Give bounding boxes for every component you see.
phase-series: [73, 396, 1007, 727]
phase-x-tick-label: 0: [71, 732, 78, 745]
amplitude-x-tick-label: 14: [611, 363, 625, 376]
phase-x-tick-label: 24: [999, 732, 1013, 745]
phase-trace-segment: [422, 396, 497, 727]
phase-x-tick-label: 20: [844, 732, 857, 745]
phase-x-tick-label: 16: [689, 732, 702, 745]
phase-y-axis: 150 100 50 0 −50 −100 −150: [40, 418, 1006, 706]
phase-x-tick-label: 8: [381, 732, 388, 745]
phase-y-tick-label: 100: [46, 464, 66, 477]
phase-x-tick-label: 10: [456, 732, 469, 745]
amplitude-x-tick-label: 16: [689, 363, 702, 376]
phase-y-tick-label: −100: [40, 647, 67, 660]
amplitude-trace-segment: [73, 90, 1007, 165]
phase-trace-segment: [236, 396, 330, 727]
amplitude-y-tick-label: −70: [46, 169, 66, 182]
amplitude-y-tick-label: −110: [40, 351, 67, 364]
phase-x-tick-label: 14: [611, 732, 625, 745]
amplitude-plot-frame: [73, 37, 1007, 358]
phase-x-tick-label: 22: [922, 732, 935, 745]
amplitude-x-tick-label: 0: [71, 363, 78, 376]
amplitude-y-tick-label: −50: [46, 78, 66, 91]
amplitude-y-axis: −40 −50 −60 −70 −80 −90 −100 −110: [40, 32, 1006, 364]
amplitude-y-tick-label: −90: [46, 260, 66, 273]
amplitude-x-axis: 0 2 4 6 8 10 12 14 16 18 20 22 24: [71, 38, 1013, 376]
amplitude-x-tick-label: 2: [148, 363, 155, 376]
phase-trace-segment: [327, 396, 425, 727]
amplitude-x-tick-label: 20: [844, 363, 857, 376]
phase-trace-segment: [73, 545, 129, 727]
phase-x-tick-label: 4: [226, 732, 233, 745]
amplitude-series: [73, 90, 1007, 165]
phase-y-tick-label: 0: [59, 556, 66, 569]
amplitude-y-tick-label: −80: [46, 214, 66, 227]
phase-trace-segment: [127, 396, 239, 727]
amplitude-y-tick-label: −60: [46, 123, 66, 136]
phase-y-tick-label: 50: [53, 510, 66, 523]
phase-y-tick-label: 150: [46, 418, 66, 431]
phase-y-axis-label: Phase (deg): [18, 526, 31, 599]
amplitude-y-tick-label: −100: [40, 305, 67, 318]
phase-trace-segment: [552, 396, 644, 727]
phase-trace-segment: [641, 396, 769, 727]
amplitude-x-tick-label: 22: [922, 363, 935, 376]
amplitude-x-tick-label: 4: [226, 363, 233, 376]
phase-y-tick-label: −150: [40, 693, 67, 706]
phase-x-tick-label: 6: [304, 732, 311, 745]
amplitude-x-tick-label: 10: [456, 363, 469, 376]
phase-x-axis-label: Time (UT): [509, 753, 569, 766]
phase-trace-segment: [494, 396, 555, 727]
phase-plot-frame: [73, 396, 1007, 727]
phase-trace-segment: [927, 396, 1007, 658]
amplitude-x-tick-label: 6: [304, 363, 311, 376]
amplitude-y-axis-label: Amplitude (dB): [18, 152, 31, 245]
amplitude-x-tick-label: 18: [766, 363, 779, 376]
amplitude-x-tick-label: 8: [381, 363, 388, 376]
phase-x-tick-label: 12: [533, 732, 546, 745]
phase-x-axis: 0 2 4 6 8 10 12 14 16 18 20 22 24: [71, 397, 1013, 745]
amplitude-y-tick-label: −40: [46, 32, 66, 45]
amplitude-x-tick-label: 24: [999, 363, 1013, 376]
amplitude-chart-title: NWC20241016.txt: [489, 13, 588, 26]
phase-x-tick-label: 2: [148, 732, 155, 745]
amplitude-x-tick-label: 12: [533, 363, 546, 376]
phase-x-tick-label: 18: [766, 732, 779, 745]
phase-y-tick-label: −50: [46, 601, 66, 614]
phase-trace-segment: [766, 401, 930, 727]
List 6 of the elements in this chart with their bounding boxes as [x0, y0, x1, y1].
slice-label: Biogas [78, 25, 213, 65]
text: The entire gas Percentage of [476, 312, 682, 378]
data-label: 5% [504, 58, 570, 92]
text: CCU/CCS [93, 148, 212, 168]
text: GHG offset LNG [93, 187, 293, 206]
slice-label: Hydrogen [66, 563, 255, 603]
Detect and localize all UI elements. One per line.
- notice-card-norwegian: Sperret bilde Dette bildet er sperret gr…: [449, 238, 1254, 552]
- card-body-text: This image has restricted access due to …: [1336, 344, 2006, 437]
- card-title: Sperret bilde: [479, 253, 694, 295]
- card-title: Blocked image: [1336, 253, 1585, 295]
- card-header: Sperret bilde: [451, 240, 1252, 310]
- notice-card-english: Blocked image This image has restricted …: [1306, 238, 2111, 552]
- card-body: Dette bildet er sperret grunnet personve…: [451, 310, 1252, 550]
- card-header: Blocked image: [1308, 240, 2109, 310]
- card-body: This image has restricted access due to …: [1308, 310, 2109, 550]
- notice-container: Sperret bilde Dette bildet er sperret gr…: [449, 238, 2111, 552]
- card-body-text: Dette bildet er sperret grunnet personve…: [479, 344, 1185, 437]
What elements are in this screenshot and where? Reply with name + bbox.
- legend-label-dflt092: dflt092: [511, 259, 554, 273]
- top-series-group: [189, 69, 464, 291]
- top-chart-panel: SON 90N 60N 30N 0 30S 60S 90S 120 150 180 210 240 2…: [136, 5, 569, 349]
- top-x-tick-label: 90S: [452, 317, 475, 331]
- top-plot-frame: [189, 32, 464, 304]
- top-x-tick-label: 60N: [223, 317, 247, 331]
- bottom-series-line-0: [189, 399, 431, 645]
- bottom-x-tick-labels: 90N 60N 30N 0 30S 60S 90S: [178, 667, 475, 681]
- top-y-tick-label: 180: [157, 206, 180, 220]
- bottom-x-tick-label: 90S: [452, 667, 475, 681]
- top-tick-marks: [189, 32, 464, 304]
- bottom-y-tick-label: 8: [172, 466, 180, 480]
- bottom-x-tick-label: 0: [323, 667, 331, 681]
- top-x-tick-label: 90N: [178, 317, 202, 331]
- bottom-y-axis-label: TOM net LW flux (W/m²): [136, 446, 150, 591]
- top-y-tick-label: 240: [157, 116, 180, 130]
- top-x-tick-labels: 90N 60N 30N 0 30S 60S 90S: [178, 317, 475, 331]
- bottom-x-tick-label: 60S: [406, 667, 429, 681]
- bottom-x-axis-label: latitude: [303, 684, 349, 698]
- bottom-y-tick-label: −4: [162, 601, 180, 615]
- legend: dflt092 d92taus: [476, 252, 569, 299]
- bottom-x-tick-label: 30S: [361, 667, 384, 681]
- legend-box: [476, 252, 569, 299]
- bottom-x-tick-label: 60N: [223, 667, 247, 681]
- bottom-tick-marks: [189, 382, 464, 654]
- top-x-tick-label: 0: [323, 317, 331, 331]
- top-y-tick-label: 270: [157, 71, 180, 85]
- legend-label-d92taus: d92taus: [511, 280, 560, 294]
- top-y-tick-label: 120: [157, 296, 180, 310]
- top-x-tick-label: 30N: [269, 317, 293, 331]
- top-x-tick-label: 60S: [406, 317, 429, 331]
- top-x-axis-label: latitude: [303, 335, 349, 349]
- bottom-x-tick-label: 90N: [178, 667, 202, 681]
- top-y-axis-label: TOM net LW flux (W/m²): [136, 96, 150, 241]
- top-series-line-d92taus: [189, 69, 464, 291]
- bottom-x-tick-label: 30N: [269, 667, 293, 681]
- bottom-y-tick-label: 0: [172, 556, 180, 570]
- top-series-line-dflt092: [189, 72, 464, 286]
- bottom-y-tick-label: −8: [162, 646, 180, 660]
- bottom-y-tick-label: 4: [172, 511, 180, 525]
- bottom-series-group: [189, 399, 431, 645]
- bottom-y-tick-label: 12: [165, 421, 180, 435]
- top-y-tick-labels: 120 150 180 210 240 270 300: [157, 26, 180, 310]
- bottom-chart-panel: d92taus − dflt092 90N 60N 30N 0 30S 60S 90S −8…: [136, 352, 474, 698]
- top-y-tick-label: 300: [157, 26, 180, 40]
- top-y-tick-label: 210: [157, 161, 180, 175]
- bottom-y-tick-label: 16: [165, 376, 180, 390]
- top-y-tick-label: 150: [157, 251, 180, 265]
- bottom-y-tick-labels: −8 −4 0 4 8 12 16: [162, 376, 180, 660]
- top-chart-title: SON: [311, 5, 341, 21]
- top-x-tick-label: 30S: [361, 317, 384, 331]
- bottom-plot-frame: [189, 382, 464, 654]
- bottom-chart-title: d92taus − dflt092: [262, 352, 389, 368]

Exercise task:
Pick out every line that contains the word "flux" and copy each one in full.

Reply:
- bottom-y-axis-label: TOM net LW flux (W/m²): [136, 446, 150, 591]
- top-y-axis-label: TOM net LW flux (W/m²): [136, 96, 150, 241]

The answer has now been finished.